Written exercise
Leaving out all images, write out the records that follow exactly.

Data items
────────────────────────────────────────
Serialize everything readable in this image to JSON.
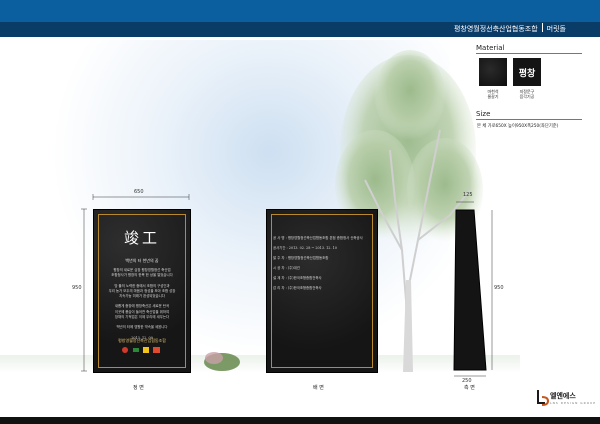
{
  "header": {
    "org_name": "평창영월정선축산업협동조합",
    "doc_type": "머릿돌"
  },
  "material": {
    "title": "Material",
    "swatches": [
      {
        "label": "마천석",
        "sublabel": "물갈기",
        "icon": "granite-swatch"
      },
      {
        "label": "지정문구",
        "sublabel": "음각기공",
        "text": "평창",
        "icon": "engraved-text-swatch"
      }
    ]
  },
  "size": {
    "title": "Size",
    "text": "본   체  가로650X 높이950X폭250(좌단기준)"
  },
  "front": {
    "label": "정 면",
    "title": "竣工",
    "subtitle": "백년의 터 천년의 꿈",
    "body": [
      "평창의 새로운 심장 평창영월정선 축산업",
      "조합청사가 평창의 한복 한 상을 열었습니다",
      "",
      "땅 풀의 노력한 중에서 조합의 구성인과",
      "우리 농가 모두의 마음과 정성을 모아 조합 성장",
      "지속가능 미래가 완성되었습니다",
      "",
      "새롭게 중장에 평창축산은 새로운 탄곡",
      "이곳에 풍습이 들어찬 축산업을 위하여",
      "장채의 기적업은 이제 우리에 새우는다",
      "",
      "백년의 터에 영원한 약속을 세웁니다",
      "",
      "2013. 12. 09"
    ],
    "org": "평창영월정선축산업협동조합",
    "width_dim": "650",
    "height_dim": "950"
  },
  "back": {
    "label": "배 면",
    "rows": [
      {
        "key": "공 사 명",
        "value": ": 평창영월정선축산업협동조합 본점 종합청사 신축공사"
      },
      {
        "key": "공사기간",
        "value": ": 2013. 02. 28 ~ 2013. 12. 10"
      },
      {
        "key": "발 주 자",
        "value": ": 평창영월정선축산업협동조합"
      },
      {
        "key": "시 공 자",
        "value": ": (주)대건"
      },
      {
        "key": "설 계 자",
        "value": ": (주)한국조형종합건축사"
      },
      {
        "key": "감 리 자",
        "value": ": (주)한국조형종합건축사"
      }
    ]
  },
  "side": {
    "label": "측 면",
    "top_dim": "125",
    "bottom_dim": "250",
    "height_dim": "950"
  },
  "company": {
    "name": "엘엔에스",
    "sub": "LNS DESIGN GROUP"
  }
}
────────────────────────────────────────
Output of the task
Serialize everything readable in this image to JSON.
{
  "header": {
    "org_name": "평창영월정선축산업협동조합",
    "doc_type": "머릿돌"
  },
  "material": {
    "title": "Material",
    "swatches": [
      {
        "label": "마천석",
        "sublabel": "물갈기",
        "icon": "granite-swatch"
      },
      {
        "label": "지정문구",
        "sublabel": "음각기공",
        "text": "평창",
        "icon": "engraved-text-swatch"
      }
    ]
  },
  "size": {
    "title": "Size",
    "text": "본   체  가로650X 높이950X폭250(좌단기준)"
  },
  "front": {
    "label": "정 면",
    "title": "竣工",
    "subtitle": "백년의 터 천년의 꿈",
    "body": [
      "평창의 새로운 심장 평창영월정선 축산업",
      "조합청사가 평창의 한복 한 상을 열었습니다",
      "",
      "땅 풀의 노력한 중에서 조합의 구성인과",
      "우리 농가 모두의 마음과 정성을 모아 조합 성장",
      "지속가능 미래가 완성되었습니다",
      "",
      "새롭게 중장에 평창축산은 새로운 탄곡",
      "이곳에 풍습이 들어찬 축산업을 위하여",
      "장채의 기적업은 이제 우리에 새우는다",
      "",
      "백년의 터에 영원한 약속을 세웁니다",
      "",
      "2013. 12. 09"
    ],
    "org": "평창영월정선축산업협동조합",
    "width_dim": "650",
    "height_dim": "950"
  },
  "back": {
    "label": "배 면",
    "rows": [
      {
        "key": "공 사 명",
        "value": ": 평창영월정선축산업협동조합 본점 종합청사 신축공사"
      },
      {
        "key": "공사기간",
        "value": ": 2013. 02. 28 ~ 2013. 12. 10"
      },
      {
        "key": "발 주 자",
        "value": ": 평창영월정선축산업협동조합"
      },
      {
        "key": "시 공 자",
        "value": ": (주)대건"
      },
      {
        "key": "설 계 자",
        "value": ": (주)한국조형종합건축사"
      },
      {
        "key": "감 리 자",
        "value": ": (주)한국조형종합건축사"
      }
    ]
  },
  "side": {
    "label": "측 면",
    "top_dim": "125",
    "bottom_dim": "250",
    "height_dim": "950"
  },
  "company": {
    "name": "엘엔에스",
    "sub": "LNS DESIGN GROUP"
  }
}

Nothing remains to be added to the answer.